## WORK TO BE COMPLETED:
Say how many lines contain the string "this". Give no other output.

[Excerpt from a dataset]
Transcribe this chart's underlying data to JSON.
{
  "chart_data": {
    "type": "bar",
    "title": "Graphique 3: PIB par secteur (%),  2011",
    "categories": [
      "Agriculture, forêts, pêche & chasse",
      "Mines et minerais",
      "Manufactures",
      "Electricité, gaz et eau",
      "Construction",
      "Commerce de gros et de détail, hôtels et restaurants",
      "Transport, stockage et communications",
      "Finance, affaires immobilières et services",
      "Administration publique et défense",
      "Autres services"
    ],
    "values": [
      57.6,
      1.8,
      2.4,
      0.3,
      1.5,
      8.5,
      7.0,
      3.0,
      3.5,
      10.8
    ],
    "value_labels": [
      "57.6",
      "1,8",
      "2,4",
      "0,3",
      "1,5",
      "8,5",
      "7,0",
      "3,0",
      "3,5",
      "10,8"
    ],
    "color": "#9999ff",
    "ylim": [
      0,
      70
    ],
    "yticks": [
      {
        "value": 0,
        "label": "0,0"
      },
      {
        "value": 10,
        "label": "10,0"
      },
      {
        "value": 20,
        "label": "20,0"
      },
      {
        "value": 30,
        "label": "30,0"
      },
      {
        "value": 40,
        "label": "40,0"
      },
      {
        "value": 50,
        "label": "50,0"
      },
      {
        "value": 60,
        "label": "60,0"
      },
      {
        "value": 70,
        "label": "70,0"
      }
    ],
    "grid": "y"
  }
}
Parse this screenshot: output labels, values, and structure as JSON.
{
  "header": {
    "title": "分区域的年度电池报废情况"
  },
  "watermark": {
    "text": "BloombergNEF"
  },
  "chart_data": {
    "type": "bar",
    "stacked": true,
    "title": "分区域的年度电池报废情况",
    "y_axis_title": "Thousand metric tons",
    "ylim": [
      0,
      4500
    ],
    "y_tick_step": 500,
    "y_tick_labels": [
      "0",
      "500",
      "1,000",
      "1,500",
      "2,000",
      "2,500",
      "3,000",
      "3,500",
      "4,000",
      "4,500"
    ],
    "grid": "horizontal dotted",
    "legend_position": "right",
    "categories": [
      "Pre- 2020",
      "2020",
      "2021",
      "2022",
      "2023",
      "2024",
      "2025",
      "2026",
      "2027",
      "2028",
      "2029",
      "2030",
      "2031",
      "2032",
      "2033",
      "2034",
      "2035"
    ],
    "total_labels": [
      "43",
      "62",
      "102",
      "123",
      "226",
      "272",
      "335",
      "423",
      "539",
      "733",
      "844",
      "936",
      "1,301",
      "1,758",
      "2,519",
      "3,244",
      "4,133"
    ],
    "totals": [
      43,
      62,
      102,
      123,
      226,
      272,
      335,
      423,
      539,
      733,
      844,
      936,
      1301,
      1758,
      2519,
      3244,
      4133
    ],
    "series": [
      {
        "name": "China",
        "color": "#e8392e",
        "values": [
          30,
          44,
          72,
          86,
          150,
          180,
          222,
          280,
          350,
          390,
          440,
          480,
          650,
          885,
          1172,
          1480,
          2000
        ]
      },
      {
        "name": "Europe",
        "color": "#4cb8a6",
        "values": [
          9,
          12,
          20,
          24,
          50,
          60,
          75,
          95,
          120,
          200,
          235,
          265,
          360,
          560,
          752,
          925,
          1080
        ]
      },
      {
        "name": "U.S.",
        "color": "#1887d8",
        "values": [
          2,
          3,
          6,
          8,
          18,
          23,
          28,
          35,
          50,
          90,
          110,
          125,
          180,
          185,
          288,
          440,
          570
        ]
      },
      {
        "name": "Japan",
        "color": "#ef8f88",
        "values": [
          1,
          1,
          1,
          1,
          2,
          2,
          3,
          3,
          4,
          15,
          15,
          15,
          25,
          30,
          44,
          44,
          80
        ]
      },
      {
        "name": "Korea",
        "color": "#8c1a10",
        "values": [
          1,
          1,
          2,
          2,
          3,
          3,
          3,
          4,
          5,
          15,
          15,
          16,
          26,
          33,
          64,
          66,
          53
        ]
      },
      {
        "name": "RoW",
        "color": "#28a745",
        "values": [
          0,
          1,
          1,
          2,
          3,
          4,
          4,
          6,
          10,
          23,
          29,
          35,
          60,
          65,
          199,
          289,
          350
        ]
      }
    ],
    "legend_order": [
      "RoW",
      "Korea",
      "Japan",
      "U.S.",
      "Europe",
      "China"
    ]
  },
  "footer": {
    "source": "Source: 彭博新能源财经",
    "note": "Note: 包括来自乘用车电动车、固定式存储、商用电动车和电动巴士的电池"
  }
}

## ANSWER TO THE EXERCISE:
2